**Excerpt provided**
>>

= Athina Vahla =

Athina Vahla is a London-based independent artist and teacher. Originally from Greece, having won the Greek National Choreographic Award, she took up residence in London. Athina was awarded two scholarships to further her dance studies at the Laban School where she received the Bonnie Bird Choreography Award in 1994, before undertaking a masters in Art in interdisciplinary arts at Middlesex University. In summer 2022, Vahla was awarded a PhD through Public Works by Middlesex University, London UK.

== Career ==
Athina has worked extensively as a choreographer, animateur and teacher; she has produced a steady stream of critically acclaimed works. Athina has concentrated on large scale, site-specific work that creates evocative environments for performers and audiences to inhabit and explore. She is particularly interested in the historical elements of site and how traces of the past inform the making of new work. Underpinning her process is a concern with humanism and contemporary society.

== Works ==
2008–2012: Arenas

A body of work to be developed over the next five years focusing on the concept of the arena as a playground to investigate the idea of sport-theatre and physical and mental exertion and the threshold of pain.

<<

**Things to do**
1. According to the Athina Vahla article, which award did she receive at the Laban School, and in what year?
2. Please write a continuation of the Athina Vahla article, starting after its last sentence.

**Extracted entries**
>>

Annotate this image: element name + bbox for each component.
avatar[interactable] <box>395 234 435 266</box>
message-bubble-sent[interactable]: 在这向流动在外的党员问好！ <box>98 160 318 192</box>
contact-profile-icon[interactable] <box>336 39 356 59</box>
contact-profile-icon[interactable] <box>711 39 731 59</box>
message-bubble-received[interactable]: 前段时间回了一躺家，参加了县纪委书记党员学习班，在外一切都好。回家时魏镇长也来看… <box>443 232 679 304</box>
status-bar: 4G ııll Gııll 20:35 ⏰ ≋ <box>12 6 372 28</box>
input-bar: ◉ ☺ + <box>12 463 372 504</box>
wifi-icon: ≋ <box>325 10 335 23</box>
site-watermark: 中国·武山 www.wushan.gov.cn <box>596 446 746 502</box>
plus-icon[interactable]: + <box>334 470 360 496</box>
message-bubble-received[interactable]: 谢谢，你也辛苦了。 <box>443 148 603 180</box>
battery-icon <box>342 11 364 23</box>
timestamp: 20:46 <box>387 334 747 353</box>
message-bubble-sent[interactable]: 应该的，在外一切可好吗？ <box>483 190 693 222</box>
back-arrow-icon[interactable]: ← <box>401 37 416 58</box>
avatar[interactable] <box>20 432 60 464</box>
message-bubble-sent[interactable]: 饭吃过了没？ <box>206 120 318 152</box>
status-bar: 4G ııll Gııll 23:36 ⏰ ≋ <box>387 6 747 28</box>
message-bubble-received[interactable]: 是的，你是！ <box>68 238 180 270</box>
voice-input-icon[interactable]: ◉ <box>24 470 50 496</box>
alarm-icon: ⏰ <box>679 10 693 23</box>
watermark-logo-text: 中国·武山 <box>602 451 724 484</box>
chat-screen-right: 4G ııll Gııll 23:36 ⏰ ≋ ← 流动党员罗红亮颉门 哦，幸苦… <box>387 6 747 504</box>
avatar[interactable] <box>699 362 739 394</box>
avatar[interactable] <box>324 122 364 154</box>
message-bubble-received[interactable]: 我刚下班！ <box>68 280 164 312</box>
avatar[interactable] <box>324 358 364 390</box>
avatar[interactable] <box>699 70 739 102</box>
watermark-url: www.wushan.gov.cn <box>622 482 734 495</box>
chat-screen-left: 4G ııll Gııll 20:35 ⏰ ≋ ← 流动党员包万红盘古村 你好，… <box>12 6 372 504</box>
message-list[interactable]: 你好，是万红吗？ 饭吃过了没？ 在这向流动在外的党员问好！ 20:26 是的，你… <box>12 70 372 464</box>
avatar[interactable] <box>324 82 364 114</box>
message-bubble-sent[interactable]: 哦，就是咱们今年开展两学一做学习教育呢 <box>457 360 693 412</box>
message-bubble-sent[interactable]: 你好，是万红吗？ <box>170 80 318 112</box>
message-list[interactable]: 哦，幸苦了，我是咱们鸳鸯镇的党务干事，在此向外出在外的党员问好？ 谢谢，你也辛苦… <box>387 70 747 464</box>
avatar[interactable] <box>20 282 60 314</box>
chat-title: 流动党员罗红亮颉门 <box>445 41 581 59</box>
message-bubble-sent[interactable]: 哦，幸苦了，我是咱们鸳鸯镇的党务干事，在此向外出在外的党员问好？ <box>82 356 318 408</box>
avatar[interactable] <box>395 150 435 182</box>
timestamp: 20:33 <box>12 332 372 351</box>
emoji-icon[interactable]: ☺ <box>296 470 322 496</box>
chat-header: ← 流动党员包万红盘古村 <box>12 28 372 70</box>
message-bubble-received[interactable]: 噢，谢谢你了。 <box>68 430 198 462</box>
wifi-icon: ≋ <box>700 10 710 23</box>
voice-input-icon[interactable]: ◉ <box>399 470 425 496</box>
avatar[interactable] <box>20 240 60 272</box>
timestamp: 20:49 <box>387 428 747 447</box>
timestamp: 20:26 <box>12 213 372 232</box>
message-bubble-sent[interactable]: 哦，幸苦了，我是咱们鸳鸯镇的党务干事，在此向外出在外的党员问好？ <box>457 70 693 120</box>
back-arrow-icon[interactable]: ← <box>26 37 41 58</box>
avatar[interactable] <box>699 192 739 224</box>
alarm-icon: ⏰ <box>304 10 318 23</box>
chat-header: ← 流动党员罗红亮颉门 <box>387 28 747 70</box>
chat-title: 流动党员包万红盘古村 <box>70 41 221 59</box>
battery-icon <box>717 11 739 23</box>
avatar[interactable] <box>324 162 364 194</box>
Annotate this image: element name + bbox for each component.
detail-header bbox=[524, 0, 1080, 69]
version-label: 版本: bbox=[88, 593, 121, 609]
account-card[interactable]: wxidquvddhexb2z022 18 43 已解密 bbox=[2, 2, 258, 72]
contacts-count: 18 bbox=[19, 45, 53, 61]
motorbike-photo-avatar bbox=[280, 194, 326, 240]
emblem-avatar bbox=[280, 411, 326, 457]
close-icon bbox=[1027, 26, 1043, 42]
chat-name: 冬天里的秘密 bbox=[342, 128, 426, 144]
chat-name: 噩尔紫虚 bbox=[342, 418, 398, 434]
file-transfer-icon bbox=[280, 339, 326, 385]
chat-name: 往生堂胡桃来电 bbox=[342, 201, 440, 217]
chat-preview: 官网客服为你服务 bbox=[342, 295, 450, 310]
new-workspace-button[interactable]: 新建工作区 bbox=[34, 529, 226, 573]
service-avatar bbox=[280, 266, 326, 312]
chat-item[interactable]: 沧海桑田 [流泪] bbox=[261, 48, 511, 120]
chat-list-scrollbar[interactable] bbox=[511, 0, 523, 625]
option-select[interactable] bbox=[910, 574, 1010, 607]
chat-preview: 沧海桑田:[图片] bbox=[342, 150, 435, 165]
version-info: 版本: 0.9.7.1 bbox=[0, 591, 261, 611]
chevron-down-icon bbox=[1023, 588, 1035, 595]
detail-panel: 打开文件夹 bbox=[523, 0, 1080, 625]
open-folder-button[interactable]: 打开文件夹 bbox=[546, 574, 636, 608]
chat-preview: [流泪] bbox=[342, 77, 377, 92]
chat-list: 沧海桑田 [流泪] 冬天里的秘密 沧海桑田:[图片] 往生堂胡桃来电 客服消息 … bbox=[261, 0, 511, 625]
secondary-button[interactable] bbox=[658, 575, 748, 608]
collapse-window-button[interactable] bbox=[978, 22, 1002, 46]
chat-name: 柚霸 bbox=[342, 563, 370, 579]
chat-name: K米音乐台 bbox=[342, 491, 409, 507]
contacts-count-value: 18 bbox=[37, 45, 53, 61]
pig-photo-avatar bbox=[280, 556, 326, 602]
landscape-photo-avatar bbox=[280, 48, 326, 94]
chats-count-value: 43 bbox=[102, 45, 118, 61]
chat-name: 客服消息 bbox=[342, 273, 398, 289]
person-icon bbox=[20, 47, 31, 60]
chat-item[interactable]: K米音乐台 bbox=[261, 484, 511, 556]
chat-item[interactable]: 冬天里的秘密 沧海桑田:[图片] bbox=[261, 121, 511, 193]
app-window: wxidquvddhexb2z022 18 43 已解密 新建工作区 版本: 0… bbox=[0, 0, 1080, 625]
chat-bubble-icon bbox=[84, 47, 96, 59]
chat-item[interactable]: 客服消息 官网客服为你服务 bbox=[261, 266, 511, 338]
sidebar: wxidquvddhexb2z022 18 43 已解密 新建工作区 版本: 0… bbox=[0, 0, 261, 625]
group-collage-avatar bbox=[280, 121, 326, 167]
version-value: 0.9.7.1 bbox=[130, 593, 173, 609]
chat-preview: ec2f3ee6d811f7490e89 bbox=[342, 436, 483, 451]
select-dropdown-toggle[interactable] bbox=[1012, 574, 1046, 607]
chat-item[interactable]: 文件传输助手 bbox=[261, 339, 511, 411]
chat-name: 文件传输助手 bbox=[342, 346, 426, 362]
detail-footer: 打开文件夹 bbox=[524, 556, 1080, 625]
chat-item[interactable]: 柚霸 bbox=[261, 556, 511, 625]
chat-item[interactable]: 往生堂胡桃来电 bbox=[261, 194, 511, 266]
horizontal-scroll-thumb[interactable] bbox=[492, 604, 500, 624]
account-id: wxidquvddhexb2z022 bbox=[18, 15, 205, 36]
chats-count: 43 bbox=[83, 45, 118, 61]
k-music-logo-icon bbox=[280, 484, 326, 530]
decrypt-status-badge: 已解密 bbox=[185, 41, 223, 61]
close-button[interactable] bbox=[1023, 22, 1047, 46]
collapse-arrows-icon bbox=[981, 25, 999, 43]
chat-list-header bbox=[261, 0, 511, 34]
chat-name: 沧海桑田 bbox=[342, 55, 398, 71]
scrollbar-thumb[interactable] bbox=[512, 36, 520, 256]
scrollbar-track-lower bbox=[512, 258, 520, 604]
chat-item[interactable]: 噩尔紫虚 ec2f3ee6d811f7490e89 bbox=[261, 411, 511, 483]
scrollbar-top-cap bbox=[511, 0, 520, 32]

<<

**Per-task answers**
1. The Bonnie Bird Choreography Award, in 1994.

2.
2008–2010: The Splinter in the Flesh

Originally commissioned as a work in progress by British Council, Greece and Isadora Duncan Institute, The Splinter in the Flesh was further developed by the Hellenic Dance Company at the State School of Dance, Athens in Summer 2008 and was premiered at the Athens Music Hall in December 2010. The full-length work was the final stage of a three-year project based on the idea of identity and otherness.

2011: Strand

A site-specific commission for Infecting the City Festival that takes place at the new train station, Forecourt Square, in the City Hub, Cape Town. Strand focuses on the cultural and architectural heritage of the square and its historical connection to the sea as a port.